§ **PROBLEM DESCRIPTION**
What follows is a set of records; repeat all of them exactly.

+++ INPUT FOR THIS TASK +++

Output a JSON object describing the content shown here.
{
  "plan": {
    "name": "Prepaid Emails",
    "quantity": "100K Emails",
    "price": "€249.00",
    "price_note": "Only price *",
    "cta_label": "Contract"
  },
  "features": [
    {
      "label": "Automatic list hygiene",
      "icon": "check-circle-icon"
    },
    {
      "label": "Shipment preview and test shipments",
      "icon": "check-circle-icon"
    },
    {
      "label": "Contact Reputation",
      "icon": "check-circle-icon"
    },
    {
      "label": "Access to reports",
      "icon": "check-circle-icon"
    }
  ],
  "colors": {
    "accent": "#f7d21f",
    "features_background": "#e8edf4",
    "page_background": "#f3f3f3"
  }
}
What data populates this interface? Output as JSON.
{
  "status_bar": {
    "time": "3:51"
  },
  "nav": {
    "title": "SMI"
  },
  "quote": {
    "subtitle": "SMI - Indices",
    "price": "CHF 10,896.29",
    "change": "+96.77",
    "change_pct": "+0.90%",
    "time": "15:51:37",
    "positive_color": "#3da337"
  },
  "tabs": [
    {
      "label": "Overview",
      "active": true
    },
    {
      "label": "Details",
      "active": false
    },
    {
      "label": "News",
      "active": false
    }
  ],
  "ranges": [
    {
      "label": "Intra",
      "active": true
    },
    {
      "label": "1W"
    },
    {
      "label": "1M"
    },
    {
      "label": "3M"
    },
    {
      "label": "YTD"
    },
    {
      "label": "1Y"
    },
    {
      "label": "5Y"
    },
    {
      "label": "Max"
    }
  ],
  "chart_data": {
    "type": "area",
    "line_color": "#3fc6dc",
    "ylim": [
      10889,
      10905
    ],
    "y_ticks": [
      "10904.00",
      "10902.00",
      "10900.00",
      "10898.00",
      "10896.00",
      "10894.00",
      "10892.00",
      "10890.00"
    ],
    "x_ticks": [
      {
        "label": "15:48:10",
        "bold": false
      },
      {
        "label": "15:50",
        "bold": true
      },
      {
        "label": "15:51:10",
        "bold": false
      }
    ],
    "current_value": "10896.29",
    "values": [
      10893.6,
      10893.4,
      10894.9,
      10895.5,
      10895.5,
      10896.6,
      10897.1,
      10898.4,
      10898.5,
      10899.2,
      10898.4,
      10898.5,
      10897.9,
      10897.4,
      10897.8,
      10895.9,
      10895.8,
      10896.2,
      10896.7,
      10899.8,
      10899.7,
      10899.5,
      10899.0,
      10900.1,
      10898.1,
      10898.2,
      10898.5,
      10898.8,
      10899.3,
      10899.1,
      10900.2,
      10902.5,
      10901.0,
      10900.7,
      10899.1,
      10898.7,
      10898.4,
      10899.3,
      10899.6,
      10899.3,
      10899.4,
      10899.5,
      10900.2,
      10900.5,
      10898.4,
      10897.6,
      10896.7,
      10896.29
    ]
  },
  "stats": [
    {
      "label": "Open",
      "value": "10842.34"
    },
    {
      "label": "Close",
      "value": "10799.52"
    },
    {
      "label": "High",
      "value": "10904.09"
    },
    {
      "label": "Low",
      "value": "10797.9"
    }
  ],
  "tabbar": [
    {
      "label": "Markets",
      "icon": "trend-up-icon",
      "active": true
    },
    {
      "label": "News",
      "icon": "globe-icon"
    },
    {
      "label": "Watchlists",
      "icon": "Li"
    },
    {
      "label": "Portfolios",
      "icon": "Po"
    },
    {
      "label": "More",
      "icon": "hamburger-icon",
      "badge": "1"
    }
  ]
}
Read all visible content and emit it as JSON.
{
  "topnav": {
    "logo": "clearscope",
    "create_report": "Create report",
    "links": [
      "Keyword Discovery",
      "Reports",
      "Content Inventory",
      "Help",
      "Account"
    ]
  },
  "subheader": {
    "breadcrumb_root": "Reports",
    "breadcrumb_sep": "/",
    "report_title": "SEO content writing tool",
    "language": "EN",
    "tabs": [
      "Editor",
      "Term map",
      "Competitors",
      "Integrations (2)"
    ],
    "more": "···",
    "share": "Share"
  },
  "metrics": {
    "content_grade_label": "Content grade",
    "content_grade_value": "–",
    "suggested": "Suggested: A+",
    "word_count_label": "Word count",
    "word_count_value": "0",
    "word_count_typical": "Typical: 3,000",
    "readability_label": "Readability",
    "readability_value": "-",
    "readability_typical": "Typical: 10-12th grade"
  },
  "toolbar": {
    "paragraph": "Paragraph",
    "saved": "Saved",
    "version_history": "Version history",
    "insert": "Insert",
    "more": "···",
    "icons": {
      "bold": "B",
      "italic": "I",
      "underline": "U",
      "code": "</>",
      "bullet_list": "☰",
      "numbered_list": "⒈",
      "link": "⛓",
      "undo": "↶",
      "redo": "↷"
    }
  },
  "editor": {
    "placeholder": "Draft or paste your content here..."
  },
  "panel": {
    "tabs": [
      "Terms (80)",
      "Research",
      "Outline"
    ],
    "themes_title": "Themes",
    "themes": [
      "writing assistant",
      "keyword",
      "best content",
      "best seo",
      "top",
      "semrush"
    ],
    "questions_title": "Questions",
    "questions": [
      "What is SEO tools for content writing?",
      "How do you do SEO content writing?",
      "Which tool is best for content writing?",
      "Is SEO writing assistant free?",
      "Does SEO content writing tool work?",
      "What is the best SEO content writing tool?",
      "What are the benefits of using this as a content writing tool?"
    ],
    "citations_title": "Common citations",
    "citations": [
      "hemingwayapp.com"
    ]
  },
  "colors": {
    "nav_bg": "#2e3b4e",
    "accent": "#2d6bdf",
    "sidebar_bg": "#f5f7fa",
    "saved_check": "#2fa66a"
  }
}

+++

§ **TASK RESPONSE**
Output a JSON object describing the content shown here.
{
  "plan": {
    "name": "Prepaid Emails",
    "quantity": "100K Emails",
    "price": "€249.00",
    "price_note": "Only price *",
    "cta_label": "Contract"
  },
  "features": [
    {
      "label": "Automatic list hygiene",
      "icon": "check-circle-icon"
    },
    {
      "label": "Shipment preview and test shipments",
      "icon": "check-circle-icon"
    },
    {
      "label": "Contact Reputation",
      "icon": "check-circle-icon"
    },
    {
      "label": "Access to reports",
      "icon": "check-circle-icon"
    }
  ],
  "colors": {
    "accent": "#f7d21f",
    "features_background": "#e8edf4",
    "page_background": "#f3f3f3"
  }
}
What data populates this interface? Output as JSON.
{
  "status_bar": {
    "time": "3:51"
  },
  "nav": {
    "title": "SMI"
  },
  "quote": {
    "subtitle": "SMI - Indices",
    "price": "CHF 10,896.29",
    "change": "+96.77",
    "change_pct": "+0.90%",
    "time": "15:51:37",
    "positive_color": "#3da337"
  },
  "tabs": [
    {
      "label": "Overview",
      "active": true
    },
    {
      "label": "Details",
      "active": false
    },
    {
      "label": "News",
      "active": false
    }
  ],
  "ranges": [
    {
      "label": "Intra",
      "active": true
    },
    {
      "label": "1W"
    },
    {
      "label": "1M"
    },
    {
      "label": "3M"
    },
    {
      "label": "YTD"
    },
    {
      "label": "1Y"
    },
    {
      "label": "5Y"
    },
    {
      "label": "Max"
    }
  ],
  "chart_data": {
    "type": "area",
    "line_color": "#3fc6dc",
    "ylim": [
      10889,
      10905
    ],
    "y_ticks": [
      "10904.00",
      "10902.00",
      "10900.00",
      "10898.00",
      "10896.00",
      "10894.00",
      "10892.00",
      "10890.00"
    ],
    "x_ticks": [
      {
        "label": "15:48:10",
        "bold": false
      },
      {
        "label": "15:50",
        "bold": true
      },
      {
        "label": "15:51:10",
        "bold": false
      }
    ],
    "current_value": "10896.29",
    "values": [
      10893.6,
      10893.4,
      10894.9,
      10895.5,
      10895.5,
      10896.6,
      10897.1,
      10898.4,
      10898.5,
      10899.2,
      10898.4,
      10898.5,
      10897.9,
      10897.4,
      10897.8,
      10895.9,
      10895.8,
      10896.2,
      10896.7,
      10899.8,
      10899.7,
      10899.5,
      10899.0,
      10900.1,
      10898.1,
      10898.2,
      10898.5,
      10898.8,
      10899.3,
      10899.1,
      10900.2,
      10902.5,
      10901.0,
      10900.7,
      10899.1,
      10898.7,
      10898.4,
      10899.3,
      10899.6,
      10899.3,
      10899.4,
      10899.5,
      10900.2,
      10900.5,
      10898.4,
      10897.6,
      10896.7,
      10896.29
    ]
  },
  "stats": [
    {
      "label": "Open",
      "value": "10842.34"
    },
    {
      "label": "Close",
      "value": "10799.52"
    },
    {
      "label": "High",
      "value": "10904.09"
    },
    {
      "label": "Low",
      "value": "10797.9"
    }
  ],
  "tabbar": [
    {
      "label": "Markets",
      "icon": "trend-up-icon",
      "active": true
    },
    {
      "label": "News",
      "icon": "globe-icon"
    },
    {
      "label": "Watchlists",
      "icon": "Li"
    },
    {
      "label": "Portfolios",
      "icon": "Po"
    },
    {
      "label": "More",
      "icon": "hamburger-icon",
      "badge": "1"
    }
  ]
}
Read all visible content and emit it as JSON.
{
  "topnav": {
    "logo": "clearscope",
    "create_report": "Create report",
    "links": [
      "Keyword Discovery",
      "Reports",
      "Content Inventory",
      "Help",
      "Account"
    ]
  },
  "subheader": {
    "breadcrumb_root": "Reports",
    "breadcrumb_sep": "/",
    "report_title": "SEO content writing tool",
    "language": "EN",
    "tabs": [
      "Editor",
      "Term map",
      "Competitors",
      "Integrations (2)"
    ],
    "more": "···",
    "share": "Share"
  },
  "metrics": {
    "content_grade_label": "Content grade",
    "content_grade_value": "–",
    "suggested": "Suggested: A+",
    "word_count_label": "Word count",
    "word_count_value": "0",
    "word_count_typical": "Typical: 3,000",
    "readability_label": "Readability",
    "readability_value": "-",
    "readability_typical": "Typical: 10-12th grade"
  },
  "toolbar": {
    "paragraph": "Paragraph",
    "saved": "Saved",
    "version_history": "Version history",
    "insert": "Insert",
    "more": "···",
    "icons": {
      "bold": "B",
      "italic": "I",
      "underline": "U",
      "code": "</>",
      "bullet_list": "☰",
      "numbered_list": "⒈",
      "link": "⛓",
      "undo": "↶",
      "redo": "↷"
    }
  },
  "editor": {
    "placeholder": "Draft or paste your content here..."
  },
  "panel": {
    "tabs": [
      "Terms (80)",
      "Research",
      "Outline"
    ],
    "themes_title": "Themes",
    "themes": [
      "writing assistant",
      "keyword",
      "best content",
      "best seo",
      "top",
      "semrush"
    ],
    "questions_title": "Questions",
    "questions": [
      "What is SEO tools for content writing?",
      "How do you do SEO content writing?",
      "Which tool is best for content writing?",
      "Is SEO writing assistant free?",
      "Does SEO content writing tool work?",
      "What is the best SEO content writing tool?",
      "What are the benefits of using this as a content writing tool?"
    ],
    "citations_title": "Common citations",
    "citations": [
      "hemingwayapp.com"
    ]
  },
  "colors": {
    "nav_bg": "#2e3b4e",
    "accent": "#2d6bdf",
    "sidebar_bg": "#f5f7fa",
    "saved_check": "#2fa66a"
  }
}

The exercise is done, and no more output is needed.